# TASK INSTRUCTIONS
Return the complete listing that follows, with each line reproduced exactly.

Stored data entries

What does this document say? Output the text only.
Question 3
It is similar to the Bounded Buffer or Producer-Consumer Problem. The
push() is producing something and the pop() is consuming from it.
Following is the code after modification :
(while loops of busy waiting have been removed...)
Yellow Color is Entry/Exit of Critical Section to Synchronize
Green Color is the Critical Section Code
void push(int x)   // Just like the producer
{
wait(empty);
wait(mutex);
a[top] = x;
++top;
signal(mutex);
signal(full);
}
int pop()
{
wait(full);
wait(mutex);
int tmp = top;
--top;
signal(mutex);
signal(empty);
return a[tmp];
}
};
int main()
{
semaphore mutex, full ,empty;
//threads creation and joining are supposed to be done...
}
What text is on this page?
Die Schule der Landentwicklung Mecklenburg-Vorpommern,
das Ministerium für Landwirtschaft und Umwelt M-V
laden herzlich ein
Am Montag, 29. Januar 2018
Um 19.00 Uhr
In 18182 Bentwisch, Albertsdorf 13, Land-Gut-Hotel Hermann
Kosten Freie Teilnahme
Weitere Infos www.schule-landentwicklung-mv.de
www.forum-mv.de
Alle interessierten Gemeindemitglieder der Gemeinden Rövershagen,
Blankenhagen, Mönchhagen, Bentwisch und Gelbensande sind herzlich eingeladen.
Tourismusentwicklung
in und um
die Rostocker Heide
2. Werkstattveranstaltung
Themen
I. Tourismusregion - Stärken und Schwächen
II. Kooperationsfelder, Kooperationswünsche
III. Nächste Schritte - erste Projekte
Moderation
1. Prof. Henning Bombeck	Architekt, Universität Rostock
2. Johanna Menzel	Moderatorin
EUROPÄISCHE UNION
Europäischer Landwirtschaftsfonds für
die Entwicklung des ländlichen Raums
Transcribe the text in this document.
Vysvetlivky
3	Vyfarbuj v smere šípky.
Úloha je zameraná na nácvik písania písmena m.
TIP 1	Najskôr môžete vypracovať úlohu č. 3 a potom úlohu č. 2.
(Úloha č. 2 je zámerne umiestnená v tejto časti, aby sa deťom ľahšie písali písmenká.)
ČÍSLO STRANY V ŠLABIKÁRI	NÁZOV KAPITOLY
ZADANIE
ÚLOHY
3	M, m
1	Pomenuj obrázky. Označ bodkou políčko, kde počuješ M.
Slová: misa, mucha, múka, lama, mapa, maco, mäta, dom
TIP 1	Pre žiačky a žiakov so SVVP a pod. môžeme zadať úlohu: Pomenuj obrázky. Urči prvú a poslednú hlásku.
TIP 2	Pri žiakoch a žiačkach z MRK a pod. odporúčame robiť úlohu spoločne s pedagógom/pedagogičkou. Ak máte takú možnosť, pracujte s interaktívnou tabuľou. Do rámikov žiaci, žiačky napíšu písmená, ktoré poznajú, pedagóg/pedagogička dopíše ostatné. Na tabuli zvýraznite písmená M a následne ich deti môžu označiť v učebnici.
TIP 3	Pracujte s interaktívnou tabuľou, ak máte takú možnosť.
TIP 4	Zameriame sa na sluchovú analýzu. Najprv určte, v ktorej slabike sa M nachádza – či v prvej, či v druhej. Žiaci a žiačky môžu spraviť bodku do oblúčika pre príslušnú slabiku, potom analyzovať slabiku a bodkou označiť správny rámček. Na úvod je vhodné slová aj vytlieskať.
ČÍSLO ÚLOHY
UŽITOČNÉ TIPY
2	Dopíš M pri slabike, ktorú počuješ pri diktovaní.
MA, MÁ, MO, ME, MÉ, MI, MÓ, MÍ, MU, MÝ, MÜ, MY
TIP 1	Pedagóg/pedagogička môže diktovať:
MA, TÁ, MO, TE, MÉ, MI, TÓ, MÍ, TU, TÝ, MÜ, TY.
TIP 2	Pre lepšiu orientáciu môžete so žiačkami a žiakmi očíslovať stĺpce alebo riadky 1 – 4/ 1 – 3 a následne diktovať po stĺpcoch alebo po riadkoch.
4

# SOLUTION FOR THIS EXERCISE
What does this document say? Output the text only.
Question 3
It is similar to the Bounded Buffer or Producer-Consumer Problem. The
push() is producing something and the pop() is consuming from it.
Following is the code after modification :
(while loops of busy waiting have been removed...)
Yellow Color is Entry/Exit of Critical Section to Synchronize
Green Color is the Critical Section Code
void push(int x)   // Just like the producer
{
wait(empty);
wait(mutex);
a[top] = x;
++top;
signal(mutex);
signal(full);
}
int pop()
{
wait(full);
wait(mutex);
int tmp = top;
--top;
signal(mutex);
signal(empty);
return a[tmp];
}
};
int main()
{
semaphore mutex, full ,empty;
//threads creation and joining are supposed to be done...
}
What text is on this page?
Die Schule der Landentwicklung Mecklenburg-Vorpommern,
das Ministerium für Landwirtschaft und Umwelt M-V
laden herzlich ein
Am Montag, 29. Januar 2018
Um 19.00 Uhr
In 18182 Bentwisch, Albertsdorf 13, Land-Gut-Hotel Hermann
Kosten Freie Teilnahme
Weitere Infos www.schule-landentwicklung-mv.de
www.forum-mv.de
Alle interessierten Gemeindemitglieder der Gemeinden Rövershagen,
Blankenhagen, Mönchhagen, Bentwisch und Gelbensande sind herzlich eingeladen.
Tourismusentwicklung
in und um
die Rostocker Heide
2. Werkstattveranstaltung
Themen
I. Tourismusregion - Stärken und Schwächen
II. Kooperationsfelder, Kooperationswünsche
III. Nächste Schritte - erste Projekte
Moderation
1. Prof. Henning Bombeck	Architekt, Universität Rostock
2. Johanna Menzel	Moderatorin
EUROPÄISCHE UNION
Europäischer Landwirtschaftsfonds für
die Entwicklung des ländlichen Raums
Transcribe the text in this document.
Vysvetlivky
3	Vyfarbuj v smere šípky.
Úloha je zameraná na nácvik písania písmena m.
TIP 1	Najskôr môžete vypracovať úlohu č. 3 a potom úlohu č. 2.
(Úloha č. 2 je zámerne umiestnená v tejto časti, aby sa deťom ľahšie písali písmenká.)
ČÍSLO STRANY V ŠLABIKÁRI	NÁZOV KAPITOLY
ZADANIE
ÚLOHY
3	M, m
1	Pomenuj obrázky. Označ bodkou políčko, kde počuješ M.
Slová: misa, mucha, múka, lama, mapa, maco, mäta, dom
TIP 1	Pre žiačky a žiakov so SVVP a pod. môžeme zadať úlohu: Pomenuj obrázky. Urči prvú a poslednú hlásku.
TIP 2	Pri žiakoch a žiačkach z MRK a pod. odporúčame robiť úlohu spoločne s pedagógom/pedagogičkou. Ak máte takú možnosť, pracujte s interaktívnou tabuľou. Do rámikov žiaci, žiačky napíšu písmená, ktoré poznajú, pedagóg/pedagogička dopíše ostatné. Na tabuli zvýraznite písmená M a následne ich deti môžu označiť v učebnici.
TIP 3	Pracujte s interaktívnou tabuľou, ak máte takú možnosť.
TIP 4	Zameriame sa na sluchovú analýzu. Najprv určte, v ktorej slabike sa M nachádza – či v prvej, či v druhej. Žiaci a žiačky môžu spraviť bodku do oblúčika pre príslušnú slabiku, potom analyzovať slabiku a bodkou označiť správny rámček. Na úvod je vhodné slová aj vytlieskať.
ČÍSLO ÚLOHY
UŽITOČNÉ TIPY
2	Dopíš M pri slabike, ktorú počuješ pri diktovaní.
MA, MÁ, MO, ME, MÉ, MI, MÓ, MÍ, MU, MÝ, MÜ, MY
TIP 1	Pedagóg/pedagogička môže diktovať:
MA, TÁ, MO, TE, MÉ, MI, TÓ, MÍ, TU, TÝ, MÜ, TY.
TIP 2	Pre lepšiu orientáciu môžete so žiačkami a žiakmi očíslovať stĺpce alebo riadky 1 – 4/ 1 – 3 a následne diktovať po stĺpcoch alebo po riadkoch.
4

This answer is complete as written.